**OBJECTIVE 1:**
Transcribe the passage of the forum thread on places to eat in Bath, starting with "## sned (Nov" and going on through "restaurant i mean??".
__________________________________________________
# Places to eat in BAth



## LesNatrels (Nov 8, 2006)

Well,

off to Bath for one night, need excellent recomendations for lunch, romantic dinner, breakfast, lunch, and afternoon tea.  x


----------



## fractionMan (Nov 8, 2006)

Any preference on type or price?  We've got millions of crap places to eat, but there are some jems in there too.

The lebanese is good for lunch (all you can eat buffet).  It's in a crappy shopping centre (the podium, in the centre of town), but once you're in, you're shielded from all the other rubbish going on in there.


----------



## J77 (Nov 8, 2006)

Loch Fyne.


----------



## marty21 (Nov 8, 2006)

depends on price i guess, loch fyne is very nice, had a lovely meal there a few months ago, is the firehouse rotisserie still going (next door the the salamander) I've always had nice meals there...


----------



## fractionMan (Nov 8, 2006)

The firehouse is still going, but now you mention it the salamander is pretty good too.

As is the raven just down the road for pieminister pies, but I doubt that counts as romantic.


----------



## Gerry1time (Nov 8, 2006)

yeah, we usually go to loch fyne when eating out in bath too. 

the one above the porter cellar bar that was once well famous (and where keith floyd started off) is now under new ownership and just poncy. 

Upstairs at the salamander is actually really good if you're into your simple cooked, locally sourced and organic, otherwise, erm, dunno. Chinese down from gay street, by the jane austen museum is a bit lame.


----------



## felixthecat (Nov 8, 2006)

Yes as well to both Loch Fyne and the Firehouse

If you're veggie, or even if you're not, Demuth's is fabulous.

Oooh, oooh, and can't forget the Rajpoot! Best indian food I've tasted.

And agree with fractionman about that lebanese place for lunch - its a little calm haven like a cave that shuts out everything.


----------



## sned (Nov 8, 2006)

My friend is head chef at the Clarkes Restaurant (i think... could be another on pultney bridge)..  i say friend, he's more an acquaintance.

Scott J, if your reading this, do you know which restaurant i mean??


Think its pretty nice in there. Not your typical chef though!


----------



## fractionMan (Nov 8, 2006)

I've heard good things about clarkes.


----------



## mattie (Nov 8, 2006)

Eastern Eye is good for Indian.  Some decent pub food, Malborough tavern, at back of the Royal crescent, the Hop-pole (owned by same brewery as Salamander and found at the bottom of Victoria Park) and King William on London Road.

Sally Lunn's is traditional for cream tea, tourist trap that it is.


----------



## marty21 (Nov 8, 2006)
__________________________________________________
**OBJECTIVE 2:**
Restate word for word the lines of the entries, starting with the first line of the entries and going on through the line containing "y-tick-label: 3.9 (72, 299, 91, 313)".

**INFORMATION PROVIDED:**
__________________________________________________
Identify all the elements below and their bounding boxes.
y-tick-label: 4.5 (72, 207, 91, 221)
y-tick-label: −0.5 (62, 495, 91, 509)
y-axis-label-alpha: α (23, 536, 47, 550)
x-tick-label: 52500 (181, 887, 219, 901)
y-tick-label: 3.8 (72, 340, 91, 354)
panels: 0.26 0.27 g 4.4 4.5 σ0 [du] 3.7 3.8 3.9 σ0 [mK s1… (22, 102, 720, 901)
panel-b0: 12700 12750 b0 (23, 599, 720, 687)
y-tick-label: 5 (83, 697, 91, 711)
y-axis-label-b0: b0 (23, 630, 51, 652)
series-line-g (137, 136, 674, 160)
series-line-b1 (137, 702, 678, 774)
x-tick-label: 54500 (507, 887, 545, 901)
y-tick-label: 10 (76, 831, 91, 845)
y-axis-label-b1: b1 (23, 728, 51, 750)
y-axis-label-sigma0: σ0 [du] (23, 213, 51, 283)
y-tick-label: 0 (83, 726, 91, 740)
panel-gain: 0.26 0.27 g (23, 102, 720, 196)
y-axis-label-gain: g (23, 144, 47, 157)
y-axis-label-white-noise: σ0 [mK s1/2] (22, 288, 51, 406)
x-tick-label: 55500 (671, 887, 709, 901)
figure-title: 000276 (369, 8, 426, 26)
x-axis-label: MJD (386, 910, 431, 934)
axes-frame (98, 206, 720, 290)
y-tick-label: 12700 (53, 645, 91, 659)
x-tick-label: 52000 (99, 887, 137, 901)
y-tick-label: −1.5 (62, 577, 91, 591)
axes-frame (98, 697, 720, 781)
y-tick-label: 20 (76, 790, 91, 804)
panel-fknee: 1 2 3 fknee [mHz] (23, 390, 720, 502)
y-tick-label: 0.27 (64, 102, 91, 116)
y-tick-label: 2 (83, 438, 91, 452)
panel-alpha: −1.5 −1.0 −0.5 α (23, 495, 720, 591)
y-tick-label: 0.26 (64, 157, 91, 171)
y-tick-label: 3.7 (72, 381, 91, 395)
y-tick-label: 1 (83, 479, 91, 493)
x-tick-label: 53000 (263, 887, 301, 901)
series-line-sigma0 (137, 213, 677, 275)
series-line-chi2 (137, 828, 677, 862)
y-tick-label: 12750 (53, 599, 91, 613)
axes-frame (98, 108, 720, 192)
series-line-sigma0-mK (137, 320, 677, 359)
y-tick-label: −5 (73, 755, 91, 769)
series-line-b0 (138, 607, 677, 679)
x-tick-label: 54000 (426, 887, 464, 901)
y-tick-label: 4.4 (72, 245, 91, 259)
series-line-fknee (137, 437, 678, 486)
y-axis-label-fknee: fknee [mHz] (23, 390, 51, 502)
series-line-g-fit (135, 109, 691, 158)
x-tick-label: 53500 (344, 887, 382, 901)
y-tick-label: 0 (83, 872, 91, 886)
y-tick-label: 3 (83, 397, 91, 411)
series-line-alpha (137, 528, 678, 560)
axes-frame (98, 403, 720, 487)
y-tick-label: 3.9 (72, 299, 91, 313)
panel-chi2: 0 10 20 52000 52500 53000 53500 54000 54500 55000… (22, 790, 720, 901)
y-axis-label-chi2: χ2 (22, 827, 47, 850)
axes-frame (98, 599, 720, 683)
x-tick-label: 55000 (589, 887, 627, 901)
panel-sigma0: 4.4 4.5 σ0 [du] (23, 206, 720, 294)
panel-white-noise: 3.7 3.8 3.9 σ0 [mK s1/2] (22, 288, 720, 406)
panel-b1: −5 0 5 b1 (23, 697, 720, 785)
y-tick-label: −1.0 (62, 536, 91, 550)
__________________________________________________
**PROBLEM SOLUTION 1:**
## sned (Nov 8, 2006)

My friend is head chef at the Clarkes Restaurant (i think... could be another on pultney bridge)..  i say friend, he's more an acquaintance.

Scott J, if your reading this, do you know which restaurant i mean??

**PROBLEM SOLUTION 2:**
Identify all the elements below and their bounding boxes.
y-tick-label: 4.5 (72, 207, 91, 221)
y-tick-label: −0.5 (62, 495, 91, 509)
y-axis-label-alpha: α (23, 536, 47, 550)
x-tick-label: 52500 (181, 887, 219, 901)
y-tick-label: 3.8 (72, 340, 91, 354)
panels: 0.26 0.27 g 4.4 4.5 σ0 [du] 3.7 3.8 3.9 σ0 [mK s1… (22, 102, 720, 901)
panel-b0: 12700 12750 b0 (23, 599, 720, 687)
y-tick-label: 5 (83, 697, 91, 711)
y-axis-label-b0: b0 (23, 630, 51, 652)
series-line-g (137, 136, 674, 160)
series-line-b1 (137, 702, 678, 774)
x-tick-label: 54500 (507, 887, 545, 901)
y-tick-label: 10 (76, 831, 91, 845)
y-axis-label-b1: b1 (23, 728, 51, 750)
y-axis-label-sigma0: σ0 [du] (23, 213, 51, 283)
y-tick-label: 0 (83, 726, 91, 740)
panel-gain: 0.26 0.27 g (23, 102, 720, 196)
y-axis-label-gain: g (23, 144, 47, 157)
y-axis-label-white-noise: σ0 [mK s1/2] (22, 288, 51, 406)
x-tick-label: 55500 (671, 887, 709, 901)
figure-title: 000276 (369, 8, 426, 26)
x-axis-label: MJD (386, 910, 431, 934)
axes-frame (98, 206, 720, 290)
y-tick-label: 12700 (53, 645, 91, 659)
x-tick-label: 52000 (99, 887, 137, 901)
y-tick-label: −1.5 (62, 577, 91, 591)
axes-frame (98, 697, 720, 781)
y-tick-label: 20 (76, 790, 91, 804)
panel-fknee: 1 2 3 fknee [mHz] (23, 390, 720, 502)
y-tick-label: 0.27 (64, 102, 91, 116)
y-tick-label: 2 (83, 438, 91, 452)
panel-alpha: −1.5 −1.0 −0.5 α (23, 495, 720, 591)
y-tick-label: 0.26 (64, 157, 91, 171)
y-tick-label: 3.7 (72, 381, 91, 395)
y-tick-label: 1 (83, 479, 91, 493)
x-tick-label: 53000 (263, 887, 301, 901)
series-line-sigma0 (137, 213, 677, 275)
series-line-chi2 (137, 828, 677, 862)
y-tick-label: 12750 (53, 599, 91, 613)
axes-frame (98, 108, 720, 192)
series-line-sigma0-mK (137, 320, 677, 359)
y-tick-label: −5 (73, 755, 91, 769)
series-line-b0 (138, 607, 677, 679)
x-tick-label: 54000 (426, 887, 464, 901)
y-tick-label: 4.4 (72, 245, 91, 259)
series-line-fknee (137, 437, 678, 486)
y-axis-label-fknee: fknee [mHz] (23, 390, 51, 502)
series-line-g-fit (135, 109, 691, 158)
x-tick-label: 53500 (344, 887, 382, 901)
y-tick-label: 0 (83, 872, 91, 886)
y-tick-label: 3 (83, 397, 91, 411)
series-line-alpha (137, 528, 678, 560)
axes-frame (98, 403, 720, 487)
y-tick-label: 3.9 (72, 299, 91, 313)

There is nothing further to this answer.